Task brief
Determine how many lines below hold the string "type". Reply with the number alone.

Supplied data
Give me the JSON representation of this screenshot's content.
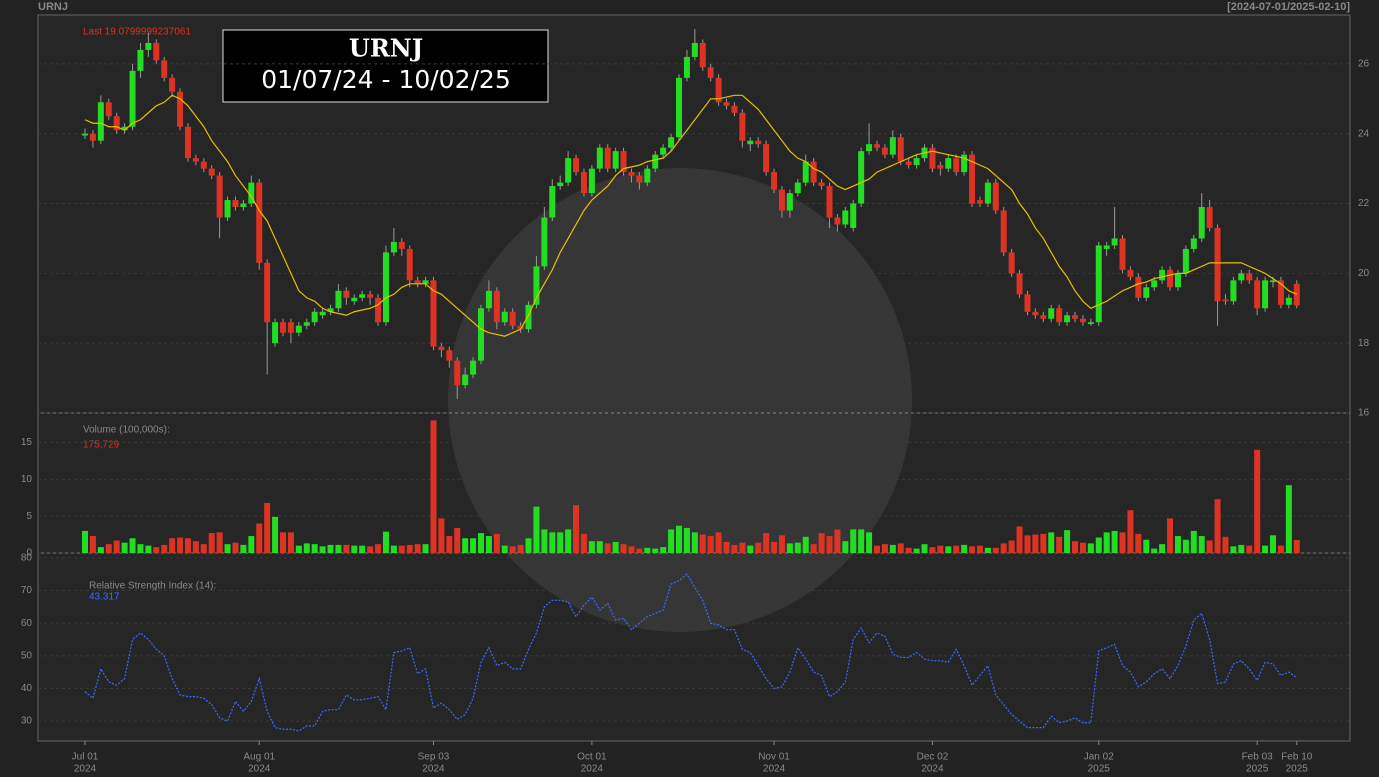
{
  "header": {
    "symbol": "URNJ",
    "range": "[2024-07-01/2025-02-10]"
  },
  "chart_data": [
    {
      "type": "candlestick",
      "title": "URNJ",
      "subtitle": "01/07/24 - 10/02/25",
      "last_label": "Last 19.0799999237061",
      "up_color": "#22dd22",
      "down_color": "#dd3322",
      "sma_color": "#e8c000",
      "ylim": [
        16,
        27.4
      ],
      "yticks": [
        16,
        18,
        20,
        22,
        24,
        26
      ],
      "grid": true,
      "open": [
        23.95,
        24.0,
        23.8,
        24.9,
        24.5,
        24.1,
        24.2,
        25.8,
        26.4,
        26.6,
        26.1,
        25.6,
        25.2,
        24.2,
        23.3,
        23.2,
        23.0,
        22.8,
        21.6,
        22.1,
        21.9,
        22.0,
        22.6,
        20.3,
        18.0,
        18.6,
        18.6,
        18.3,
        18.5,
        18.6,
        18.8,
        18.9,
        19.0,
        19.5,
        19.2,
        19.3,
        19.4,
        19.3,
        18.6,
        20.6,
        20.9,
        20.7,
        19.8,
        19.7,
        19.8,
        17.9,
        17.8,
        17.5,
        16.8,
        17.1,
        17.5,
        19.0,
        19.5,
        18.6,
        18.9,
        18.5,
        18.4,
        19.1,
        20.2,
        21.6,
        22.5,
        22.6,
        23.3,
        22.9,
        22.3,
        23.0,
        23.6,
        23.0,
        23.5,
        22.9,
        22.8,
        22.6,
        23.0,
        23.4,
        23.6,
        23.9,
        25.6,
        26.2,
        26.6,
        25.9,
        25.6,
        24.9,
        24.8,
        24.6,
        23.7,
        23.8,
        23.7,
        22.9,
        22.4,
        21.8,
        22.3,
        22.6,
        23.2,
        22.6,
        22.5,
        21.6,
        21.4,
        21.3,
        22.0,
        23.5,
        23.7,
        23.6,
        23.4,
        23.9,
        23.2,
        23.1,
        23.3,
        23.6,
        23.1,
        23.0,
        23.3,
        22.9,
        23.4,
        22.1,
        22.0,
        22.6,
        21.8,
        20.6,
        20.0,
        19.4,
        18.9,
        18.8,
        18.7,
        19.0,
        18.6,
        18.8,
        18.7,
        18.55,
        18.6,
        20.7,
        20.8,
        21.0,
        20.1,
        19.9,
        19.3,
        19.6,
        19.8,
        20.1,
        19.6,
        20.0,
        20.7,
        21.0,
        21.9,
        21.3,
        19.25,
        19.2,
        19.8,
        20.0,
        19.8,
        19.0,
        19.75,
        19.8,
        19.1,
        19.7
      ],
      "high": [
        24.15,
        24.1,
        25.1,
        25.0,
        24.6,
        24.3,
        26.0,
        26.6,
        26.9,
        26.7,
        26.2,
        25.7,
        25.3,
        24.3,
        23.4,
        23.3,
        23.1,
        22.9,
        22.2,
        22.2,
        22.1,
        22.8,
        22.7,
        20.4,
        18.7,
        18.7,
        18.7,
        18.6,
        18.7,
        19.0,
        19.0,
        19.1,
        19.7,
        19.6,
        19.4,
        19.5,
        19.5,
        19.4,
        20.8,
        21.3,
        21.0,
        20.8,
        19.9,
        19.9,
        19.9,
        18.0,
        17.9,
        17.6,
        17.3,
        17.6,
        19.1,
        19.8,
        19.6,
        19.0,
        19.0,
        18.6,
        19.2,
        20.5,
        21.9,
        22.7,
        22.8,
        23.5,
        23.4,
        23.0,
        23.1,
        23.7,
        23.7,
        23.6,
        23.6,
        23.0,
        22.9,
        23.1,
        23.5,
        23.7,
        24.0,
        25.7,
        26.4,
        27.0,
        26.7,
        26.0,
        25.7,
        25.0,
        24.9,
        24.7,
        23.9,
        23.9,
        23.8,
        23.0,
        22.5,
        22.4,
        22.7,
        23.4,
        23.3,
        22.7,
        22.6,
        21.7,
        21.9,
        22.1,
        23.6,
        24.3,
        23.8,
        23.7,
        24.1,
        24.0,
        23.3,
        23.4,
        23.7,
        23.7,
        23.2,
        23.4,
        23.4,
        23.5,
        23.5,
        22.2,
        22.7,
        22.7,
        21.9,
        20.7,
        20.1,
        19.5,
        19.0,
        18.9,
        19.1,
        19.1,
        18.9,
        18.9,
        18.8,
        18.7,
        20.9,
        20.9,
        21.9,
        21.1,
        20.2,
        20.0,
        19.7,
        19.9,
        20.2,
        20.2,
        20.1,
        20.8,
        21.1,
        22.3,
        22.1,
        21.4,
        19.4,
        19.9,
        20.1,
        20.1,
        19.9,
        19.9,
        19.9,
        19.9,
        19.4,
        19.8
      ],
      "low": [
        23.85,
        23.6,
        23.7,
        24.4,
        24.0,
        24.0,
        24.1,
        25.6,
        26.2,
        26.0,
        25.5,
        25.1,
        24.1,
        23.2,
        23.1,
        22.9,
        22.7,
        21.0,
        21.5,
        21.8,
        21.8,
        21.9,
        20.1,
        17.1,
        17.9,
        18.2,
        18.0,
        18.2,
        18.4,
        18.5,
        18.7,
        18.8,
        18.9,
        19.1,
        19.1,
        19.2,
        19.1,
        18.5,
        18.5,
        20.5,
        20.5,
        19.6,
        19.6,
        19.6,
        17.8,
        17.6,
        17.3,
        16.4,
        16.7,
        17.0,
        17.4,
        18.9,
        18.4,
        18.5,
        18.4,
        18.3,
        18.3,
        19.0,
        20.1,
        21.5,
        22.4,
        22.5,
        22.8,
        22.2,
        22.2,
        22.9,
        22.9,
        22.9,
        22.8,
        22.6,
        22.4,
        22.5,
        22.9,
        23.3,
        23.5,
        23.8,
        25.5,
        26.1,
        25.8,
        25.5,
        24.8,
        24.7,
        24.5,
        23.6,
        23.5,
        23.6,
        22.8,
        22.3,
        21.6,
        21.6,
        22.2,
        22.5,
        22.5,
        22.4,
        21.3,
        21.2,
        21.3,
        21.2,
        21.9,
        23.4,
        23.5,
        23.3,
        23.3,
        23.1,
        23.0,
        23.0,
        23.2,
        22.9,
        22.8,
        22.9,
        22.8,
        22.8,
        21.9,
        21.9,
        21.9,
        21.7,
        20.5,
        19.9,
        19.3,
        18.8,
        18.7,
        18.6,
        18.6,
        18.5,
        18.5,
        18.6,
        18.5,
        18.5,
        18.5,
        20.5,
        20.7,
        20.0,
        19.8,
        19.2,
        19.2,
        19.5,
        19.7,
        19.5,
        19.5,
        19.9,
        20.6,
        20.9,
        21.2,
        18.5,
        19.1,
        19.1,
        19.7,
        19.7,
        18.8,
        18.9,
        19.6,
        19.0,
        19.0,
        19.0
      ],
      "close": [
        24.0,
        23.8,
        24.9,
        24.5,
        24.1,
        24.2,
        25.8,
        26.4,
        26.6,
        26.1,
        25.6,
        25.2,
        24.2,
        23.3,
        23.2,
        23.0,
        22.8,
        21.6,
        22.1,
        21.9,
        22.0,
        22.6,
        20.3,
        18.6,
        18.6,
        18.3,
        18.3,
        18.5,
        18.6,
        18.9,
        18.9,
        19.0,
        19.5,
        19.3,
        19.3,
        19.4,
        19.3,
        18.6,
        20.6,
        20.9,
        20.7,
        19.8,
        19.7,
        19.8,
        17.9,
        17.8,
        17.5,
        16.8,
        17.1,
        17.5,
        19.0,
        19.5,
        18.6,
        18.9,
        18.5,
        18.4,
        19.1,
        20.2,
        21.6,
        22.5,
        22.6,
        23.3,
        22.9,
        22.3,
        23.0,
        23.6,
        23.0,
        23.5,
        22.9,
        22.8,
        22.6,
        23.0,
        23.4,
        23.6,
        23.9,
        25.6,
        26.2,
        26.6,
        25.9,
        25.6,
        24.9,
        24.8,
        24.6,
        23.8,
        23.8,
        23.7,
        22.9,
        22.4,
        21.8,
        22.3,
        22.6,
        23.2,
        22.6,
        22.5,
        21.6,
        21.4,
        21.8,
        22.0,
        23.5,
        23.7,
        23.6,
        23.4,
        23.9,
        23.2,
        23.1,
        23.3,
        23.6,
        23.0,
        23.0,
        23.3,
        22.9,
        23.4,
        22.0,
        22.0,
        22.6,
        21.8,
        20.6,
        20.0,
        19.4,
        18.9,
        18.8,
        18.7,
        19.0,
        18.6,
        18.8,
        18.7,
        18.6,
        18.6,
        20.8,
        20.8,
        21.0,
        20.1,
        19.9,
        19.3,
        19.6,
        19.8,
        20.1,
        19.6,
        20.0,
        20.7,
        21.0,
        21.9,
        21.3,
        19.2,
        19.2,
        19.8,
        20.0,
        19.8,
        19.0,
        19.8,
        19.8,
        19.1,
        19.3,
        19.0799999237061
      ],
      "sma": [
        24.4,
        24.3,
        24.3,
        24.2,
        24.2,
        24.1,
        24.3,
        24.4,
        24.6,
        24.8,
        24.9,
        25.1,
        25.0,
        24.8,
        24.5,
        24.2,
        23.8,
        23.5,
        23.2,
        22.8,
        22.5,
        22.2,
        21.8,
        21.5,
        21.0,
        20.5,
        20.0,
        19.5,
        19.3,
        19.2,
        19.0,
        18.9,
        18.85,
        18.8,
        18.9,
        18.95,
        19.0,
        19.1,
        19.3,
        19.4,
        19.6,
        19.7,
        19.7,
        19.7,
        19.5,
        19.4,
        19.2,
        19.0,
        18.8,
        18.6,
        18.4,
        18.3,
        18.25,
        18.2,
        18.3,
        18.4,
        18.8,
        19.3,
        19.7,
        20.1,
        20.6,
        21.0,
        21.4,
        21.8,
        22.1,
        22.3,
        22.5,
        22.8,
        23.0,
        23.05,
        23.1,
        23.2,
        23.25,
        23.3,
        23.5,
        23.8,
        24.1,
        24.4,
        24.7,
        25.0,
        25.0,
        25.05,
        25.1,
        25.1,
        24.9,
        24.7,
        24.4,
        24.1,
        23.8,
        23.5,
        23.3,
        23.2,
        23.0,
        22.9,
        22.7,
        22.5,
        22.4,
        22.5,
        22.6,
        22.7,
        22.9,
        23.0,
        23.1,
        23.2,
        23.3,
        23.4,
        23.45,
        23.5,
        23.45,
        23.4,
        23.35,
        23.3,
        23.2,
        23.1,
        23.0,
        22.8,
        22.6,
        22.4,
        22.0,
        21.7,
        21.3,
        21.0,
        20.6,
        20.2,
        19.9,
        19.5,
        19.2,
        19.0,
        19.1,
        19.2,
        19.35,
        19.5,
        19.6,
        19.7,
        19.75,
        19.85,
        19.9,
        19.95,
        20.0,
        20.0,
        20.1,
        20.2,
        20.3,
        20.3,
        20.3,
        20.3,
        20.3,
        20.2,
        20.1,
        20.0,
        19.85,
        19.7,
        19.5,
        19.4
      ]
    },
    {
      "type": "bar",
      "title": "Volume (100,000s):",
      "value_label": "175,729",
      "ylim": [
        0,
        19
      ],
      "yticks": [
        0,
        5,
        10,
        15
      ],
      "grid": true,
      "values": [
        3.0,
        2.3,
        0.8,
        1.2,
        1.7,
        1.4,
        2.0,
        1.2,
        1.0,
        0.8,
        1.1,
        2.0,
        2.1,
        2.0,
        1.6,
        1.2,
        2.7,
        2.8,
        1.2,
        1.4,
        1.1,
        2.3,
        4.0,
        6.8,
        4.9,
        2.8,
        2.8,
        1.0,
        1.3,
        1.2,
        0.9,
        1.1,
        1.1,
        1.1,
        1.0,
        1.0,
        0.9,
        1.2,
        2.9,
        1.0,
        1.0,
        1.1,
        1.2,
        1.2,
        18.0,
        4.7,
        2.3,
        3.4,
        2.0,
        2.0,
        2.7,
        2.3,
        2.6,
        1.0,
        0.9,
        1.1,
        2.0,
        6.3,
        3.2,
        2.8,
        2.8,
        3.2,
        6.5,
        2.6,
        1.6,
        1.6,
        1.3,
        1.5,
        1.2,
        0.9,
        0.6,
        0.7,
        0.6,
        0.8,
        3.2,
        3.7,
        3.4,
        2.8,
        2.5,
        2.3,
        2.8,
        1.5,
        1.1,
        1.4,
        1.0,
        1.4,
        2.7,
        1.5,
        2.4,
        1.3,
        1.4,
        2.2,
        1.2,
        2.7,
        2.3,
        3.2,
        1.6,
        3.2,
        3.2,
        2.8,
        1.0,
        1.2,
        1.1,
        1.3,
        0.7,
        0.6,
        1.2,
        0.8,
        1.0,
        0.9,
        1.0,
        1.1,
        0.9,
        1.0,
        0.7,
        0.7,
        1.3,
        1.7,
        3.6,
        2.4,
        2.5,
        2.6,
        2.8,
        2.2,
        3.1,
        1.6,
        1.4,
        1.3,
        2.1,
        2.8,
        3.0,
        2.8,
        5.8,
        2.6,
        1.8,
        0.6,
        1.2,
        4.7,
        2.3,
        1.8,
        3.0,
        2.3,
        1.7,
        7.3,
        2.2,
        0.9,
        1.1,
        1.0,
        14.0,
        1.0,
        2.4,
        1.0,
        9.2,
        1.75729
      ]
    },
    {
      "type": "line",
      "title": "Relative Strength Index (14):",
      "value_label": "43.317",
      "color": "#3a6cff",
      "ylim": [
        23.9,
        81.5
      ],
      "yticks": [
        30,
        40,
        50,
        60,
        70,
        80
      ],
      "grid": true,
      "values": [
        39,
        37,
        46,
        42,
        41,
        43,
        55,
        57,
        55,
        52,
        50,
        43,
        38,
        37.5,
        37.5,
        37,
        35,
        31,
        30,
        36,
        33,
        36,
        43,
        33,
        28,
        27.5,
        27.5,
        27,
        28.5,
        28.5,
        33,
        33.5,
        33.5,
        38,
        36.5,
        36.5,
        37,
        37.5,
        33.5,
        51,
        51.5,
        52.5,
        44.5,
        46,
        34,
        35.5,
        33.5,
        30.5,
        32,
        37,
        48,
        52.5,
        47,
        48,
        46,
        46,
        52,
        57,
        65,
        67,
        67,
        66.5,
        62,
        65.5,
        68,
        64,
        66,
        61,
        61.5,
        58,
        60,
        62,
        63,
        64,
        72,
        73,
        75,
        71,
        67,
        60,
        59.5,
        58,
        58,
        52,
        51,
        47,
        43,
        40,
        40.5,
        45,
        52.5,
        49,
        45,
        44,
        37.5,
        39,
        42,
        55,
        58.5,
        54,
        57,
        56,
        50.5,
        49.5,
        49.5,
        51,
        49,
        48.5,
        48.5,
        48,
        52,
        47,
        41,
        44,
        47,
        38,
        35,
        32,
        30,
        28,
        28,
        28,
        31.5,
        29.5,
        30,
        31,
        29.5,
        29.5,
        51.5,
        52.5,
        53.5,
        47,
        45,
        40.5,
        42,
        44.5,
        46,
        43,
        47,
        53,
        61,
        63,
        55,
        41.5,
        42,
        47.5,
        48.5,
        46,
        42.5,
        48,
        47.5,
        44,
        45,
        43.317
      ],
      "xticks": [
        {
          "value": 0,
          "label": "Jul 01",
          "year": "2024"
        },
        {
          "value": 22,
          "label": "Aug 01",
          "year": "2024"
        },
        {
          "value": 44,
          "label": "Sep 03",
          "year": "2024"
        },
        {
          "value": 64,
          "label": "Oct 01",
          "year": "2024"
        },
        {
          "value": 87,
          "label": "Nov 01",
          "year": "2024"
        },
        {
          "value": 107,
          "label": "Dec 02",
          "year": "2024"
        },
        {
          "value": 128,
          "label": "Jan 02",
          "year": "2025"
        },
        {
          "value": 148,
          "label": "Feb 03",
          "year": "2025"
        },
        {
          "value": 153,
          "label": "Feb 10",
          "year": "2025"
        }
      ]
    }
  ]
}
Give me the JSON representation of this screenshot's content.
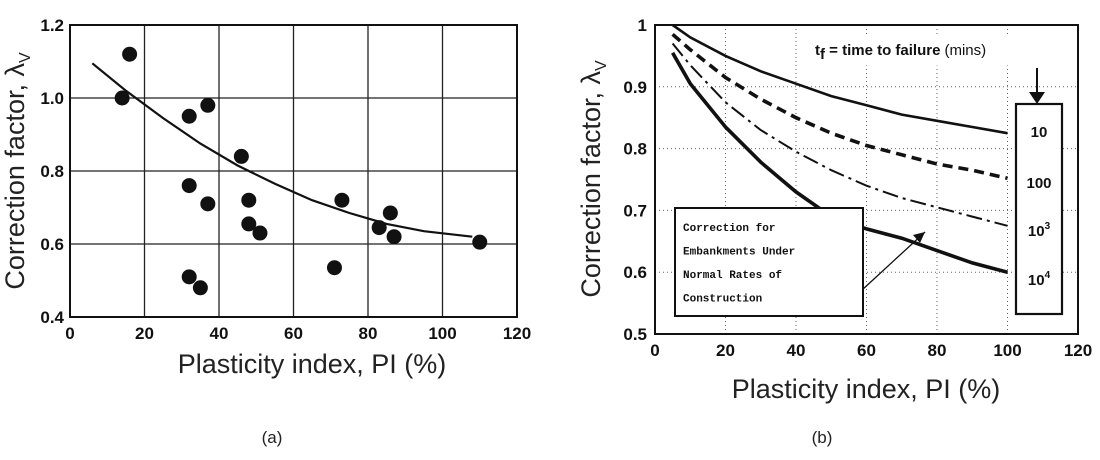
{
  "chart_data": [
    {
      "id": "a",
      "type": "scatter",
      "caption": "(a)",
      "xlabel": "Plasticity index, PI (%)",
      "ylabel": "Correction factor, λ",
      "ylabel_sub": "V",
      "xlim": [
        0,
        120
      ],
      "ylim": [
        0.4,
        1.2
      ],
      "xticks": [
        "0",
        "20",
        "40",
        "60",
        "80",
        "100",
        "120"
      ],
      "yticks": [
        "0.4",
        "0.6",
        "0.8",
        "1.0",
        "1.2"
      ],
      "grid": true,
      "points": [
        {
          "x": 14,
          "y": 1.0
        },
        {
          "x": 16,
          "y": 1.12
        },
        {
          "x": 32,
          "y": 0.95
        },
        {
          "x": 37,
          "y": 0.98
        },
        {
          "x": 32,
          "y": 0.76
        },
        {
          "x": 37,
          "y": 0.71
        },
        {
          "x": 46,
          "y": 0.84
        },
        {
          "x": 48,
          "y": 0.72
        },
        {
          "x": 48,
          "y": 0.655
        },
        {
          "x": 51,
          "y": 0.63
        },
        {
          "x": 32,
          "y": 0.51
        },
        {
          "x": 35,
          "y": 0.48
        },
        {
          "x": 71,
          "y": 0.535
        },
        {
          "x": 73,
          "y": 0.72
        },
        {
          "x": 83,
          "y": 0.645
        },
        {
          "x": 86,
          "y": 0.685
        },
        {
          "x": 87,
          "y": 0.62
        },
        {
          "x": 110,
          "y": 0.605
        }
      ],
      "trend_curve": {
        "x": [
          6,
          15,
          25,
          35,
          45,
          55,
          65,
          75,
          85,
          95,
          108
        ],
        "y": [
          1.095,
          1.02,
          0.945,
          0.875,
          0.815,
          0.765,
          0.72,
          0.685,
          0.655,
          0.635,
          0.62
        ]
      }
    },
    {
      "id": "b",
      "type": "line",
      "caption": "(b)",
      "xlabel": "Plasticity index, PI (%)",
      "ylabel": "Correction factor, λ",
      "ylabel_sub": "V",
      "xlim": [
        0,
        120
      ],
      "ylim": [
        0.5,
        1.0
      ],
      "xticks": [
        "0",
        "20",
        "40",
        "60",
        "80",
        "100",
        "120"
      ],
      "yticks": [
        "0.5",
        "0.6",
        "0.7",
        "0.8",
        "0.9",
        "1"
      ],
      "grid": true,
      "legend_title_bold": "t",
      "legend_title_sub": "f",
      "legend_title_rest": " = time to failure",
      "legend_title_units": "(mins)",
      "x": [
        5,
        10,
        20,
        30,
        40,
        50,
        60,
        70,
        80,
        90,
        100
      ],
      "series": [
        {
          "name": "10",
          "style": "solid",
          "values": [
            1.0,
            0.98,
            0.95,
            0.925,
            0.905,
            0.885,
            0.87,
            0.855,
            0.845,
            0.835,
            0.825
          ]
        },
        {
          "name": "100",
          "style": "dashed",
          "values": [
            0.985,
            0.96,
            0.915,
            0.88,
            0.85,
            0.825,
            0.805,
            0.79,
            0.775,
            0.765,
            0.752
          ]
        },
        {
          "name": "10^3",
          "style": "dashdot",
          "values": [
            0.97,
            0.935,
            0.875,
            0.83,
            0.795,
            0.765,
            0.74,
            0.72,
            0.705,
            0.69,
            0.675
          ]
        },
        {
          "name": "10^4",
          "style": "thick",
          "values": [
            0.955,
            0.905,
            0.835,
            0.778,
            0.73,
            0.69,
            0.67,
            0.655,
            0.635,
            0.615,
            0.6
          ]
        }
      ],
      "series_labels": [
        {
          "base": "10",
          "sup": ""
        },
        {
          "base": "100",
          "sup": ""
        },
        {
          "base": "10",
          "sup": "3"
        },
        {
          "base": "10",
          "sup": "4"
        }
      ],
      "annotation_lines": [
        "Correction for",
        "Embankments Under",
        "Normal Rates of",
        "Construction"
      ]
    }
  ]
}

Result for this task
5